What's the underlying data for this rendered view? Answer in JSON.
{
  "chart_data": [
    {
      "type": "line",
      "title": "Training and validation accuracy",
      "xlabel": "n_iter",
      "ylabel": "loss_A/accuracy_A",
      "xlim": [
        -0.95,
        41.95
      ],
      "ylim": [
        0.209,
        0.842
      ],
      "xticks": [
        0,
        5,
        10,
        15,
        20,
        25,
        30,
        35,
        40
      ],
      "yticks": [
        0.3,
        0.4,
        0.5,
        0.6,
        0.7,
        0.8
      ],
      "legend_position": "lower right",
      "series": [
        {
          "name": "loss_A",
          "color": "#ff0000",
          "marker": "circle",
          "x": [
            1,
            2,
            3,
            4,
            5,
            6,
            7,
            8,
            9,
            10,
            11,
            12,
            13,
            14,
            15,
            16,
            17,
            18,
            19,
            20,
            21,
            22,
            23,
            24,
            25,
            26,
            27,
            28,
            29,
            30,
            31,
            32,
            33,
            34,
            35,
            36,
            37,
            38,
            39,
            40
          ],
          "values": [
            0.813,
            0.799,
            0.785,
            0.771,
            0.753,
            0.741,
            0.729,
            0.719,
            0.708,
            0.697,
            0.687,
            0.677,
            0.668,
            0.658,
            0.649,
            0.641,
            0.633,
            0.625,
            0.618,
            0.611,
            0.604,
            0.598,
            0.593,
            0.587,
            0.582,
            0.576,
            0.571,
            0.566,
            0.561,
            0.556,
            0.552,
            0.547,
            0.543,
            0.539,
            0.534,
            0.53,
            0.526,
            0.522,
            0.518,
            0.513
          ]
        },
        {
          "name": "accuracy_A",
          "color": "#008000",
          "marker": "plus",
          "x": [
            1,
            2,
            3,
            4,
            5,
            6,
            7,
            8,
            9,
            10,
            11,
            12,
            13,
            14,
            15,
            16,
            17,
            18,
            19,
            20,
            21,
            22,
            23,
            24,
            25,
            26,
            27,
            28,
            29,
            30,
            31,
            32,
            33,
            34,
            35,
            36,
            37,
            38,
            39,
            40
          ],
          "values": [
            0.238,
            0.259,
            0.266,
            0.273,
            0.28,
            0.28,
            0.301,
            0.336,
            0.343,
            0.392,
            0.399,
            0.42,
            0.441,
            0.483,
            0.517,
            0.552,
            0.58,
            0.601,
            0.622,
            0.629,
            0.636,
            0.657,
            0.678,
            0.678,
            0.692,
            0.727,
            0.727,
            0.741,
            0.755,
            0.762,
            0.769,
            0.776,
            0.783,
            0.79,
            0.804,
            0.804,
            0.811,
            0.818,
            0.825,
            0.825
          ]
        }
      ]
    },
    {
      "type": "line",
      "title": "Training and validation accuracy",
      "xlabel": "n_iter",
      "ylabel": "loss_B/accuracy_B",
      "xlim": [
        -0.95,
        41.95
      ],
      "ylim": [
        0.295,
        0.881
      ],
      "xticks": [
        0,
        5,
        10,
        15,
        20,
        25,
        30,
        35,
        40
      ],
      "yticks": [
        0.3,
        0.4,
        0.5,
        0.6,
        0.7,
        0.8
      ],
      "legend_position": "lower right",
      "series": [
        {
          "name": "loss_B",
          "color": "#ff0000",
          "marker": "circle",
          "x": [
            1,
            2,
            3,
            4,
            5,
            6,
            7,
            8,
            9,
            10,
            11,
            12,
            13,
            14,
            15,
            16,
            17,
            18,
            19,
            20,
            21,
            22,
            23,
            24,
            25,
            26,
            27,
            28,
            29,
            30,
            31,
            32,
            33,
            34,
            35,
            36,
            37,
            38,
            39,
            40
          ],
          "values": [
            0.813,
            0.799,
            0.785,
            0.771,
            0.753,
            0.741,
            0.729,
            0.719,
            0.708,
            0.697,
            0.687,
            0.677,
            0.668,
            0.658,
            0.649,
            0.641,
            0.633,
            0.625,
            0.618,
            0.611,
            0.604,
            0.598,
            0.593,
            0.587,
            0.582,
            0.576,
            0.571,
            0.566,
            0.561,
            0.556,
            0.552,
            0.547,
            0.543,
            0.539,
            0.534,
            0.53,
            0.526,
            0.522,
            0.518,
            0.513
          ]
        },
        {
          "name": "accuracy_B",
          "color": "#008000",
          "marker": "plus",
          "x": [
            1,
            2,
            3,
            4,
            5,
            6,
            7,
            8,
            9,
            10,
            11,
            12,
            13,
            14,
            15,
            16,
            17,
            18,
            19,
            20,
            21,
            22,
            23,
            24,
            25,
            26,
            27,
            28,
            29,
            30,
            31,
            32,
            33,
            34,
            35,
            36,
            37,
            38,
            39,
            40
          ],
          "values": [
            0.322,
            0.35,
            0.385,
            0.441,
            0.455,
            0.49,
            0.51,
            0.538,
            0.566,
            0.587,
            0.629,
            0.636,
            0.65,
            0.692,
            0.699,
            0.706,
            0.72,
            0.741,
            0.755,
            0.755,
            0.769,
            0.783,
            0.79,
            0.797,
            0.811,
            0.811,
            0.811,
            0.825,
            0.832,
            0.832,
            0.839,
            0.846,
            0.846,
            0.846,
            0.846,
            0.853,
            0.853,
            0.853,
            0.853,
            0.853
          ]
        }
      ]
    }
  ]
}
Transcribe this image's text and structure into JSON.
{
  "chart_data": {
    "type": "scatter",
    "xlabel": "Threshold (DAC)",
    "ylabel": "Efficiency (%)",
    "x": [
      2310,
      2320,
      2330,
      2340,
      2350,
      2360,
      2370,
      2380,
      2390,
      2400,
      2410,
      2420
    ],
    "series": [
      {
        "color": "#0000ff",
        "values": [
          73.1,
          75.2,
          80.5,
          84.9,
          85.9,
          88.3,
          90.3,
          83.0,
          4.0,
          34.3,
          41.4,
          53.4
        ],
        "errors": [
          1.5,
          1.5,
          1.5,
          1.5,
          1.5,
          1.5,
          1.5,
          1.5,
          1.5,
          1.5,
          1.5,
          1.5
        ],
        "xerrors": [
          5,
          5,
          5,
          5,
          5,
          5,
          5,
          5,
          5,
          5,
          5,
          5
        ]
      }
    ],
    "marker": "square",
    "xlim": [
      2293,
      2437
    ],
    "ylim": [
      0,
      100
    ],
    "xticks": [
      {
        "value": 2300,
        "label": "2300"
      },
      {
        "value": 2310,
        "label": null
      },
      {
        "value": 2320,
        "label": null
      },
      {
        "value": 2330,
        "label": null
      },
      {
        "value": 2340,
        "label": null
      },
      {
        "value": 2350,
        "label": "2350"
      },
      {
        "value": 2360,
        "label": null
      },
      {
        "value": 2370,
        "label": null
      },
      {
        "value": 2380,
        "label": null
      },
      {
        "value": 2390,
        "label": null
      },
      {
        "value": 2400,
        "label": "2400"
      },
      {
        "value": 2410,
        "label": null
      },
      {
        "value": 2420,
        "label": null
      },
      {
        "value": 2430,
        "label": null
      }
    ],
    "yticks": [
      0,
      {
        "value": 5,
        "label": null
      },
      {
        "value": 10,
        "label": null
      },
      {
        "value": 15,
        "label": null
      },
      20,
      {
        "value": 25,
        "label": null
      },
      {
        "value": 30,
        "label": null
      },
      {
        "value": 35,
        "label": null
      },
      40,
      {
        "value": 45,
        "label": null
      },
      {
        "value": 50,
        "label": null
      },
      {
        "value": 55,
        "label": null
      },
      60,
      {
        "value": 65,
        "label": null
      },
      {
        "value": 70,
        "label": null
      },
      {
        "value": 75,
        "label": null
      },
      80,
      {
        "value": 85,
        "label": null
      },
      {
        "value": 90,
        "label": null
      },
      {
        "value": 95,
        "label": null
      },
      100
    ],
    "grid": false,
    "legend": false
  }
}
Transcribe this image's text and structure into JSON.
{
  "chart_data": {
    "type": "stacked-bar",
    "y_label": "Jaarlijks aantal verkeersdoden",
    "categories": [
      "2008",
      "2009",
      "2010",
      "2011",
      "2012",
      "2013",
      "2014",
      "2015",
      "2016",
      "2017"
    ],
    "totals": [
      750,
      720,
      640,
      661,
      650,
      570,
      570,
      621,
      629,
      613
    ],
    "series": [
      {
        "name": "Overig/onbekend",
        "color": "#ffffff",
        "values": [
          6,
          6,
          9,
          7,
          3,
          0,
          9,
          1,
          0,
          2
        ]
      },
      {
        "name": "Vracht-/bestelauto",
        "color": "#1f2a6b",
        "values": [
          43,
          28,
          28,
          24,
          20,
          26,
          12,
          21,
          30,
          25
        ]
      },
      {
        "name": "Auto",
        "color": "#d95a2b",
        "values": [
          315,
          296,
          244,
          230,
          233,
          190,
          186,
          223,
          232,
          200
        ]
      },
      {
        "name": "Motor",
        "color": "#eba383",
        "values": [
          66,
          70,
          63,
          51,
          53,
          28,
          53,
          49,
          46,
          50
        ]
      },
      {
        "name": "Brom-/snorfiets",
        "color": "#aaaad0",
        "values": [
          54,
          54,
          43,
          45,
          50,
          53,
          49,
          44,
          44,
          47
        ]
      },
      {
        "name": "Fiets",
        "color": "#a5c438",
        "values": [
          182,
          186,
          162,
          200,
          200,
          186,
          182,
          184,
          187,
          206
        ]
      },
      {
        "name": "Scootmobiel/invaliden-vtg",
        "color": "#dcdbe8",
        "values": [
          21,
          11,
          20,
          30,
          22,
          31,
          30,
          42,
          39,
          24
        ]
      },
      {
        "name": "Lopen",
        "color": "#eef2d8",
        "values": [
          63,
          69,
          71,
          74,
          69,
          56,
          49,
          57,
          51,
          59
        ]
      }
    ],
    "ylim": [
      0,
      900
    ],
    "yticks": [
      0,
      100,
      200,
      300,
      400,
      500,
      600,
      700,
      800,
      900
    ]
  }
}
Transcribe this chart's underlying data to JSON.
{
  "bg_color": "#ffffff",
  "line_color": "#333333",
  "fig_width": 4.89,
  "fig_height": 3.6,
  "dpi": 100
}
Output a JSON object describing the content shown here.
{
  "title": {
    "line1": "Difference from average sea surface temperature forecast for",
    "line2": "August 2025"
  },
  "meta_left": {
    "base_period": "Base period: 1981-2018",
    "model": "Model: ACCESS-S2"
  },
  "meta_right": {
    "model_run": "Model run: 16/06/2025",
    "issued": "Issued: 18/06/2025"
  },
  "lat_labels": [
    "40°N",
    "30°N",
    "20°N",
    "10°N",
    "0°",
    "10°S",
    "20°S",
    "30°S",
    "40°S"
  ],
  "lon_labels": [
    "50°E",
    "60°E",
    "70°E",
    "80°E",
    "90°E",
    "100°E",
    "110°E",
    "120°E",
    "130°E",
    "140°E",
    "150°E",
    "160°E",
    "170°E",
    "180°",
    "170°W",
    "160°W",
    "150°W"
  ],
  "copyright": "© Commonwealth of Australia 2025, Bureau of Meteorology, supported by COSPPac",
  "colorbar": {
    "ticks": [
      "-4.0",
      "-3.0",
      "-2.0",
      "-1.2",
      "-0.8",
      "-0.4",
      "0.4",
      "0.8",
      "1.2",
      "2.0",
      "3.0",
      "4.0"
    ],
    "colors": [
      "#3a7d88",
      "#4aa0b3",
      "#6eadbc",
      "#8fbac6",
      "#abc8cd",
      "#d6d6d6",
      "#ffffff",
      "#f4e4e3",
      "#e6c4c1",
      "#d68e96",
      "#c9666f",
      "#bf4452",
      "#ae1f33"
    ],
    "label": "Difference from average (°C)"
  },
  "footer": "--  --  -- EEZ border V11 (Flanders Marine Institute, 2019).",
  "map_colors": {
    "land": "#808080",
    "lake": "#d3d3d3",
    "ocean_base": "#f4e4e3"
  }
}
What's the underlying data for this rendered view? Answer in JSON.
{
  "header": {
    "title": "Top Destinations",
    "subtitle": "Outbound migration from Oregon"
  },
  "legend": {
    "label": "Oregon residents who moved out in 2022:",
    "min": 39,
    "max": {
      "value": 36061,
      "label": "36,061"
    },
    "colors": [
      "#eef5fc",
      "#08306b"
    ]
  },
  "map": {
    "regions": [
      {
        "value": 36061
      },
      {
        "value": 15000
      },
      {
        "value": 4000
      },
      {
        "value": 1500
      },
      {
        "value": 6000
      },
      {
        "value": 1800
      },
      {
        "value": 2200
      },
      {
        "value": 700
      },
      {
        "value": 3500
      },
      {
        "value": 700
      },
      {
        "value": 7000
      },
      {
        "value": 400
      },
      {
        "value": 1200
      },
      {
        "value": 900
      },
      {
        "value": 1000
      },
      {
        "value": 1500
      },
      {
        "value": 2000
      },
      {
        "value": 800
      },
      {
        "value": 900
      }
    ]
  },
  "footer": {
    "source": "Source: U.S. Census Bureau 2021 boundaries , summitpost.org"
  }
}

::::::::

How many lines in these entries contain the string "ylabel"? State the number and nothing more.

Final result
3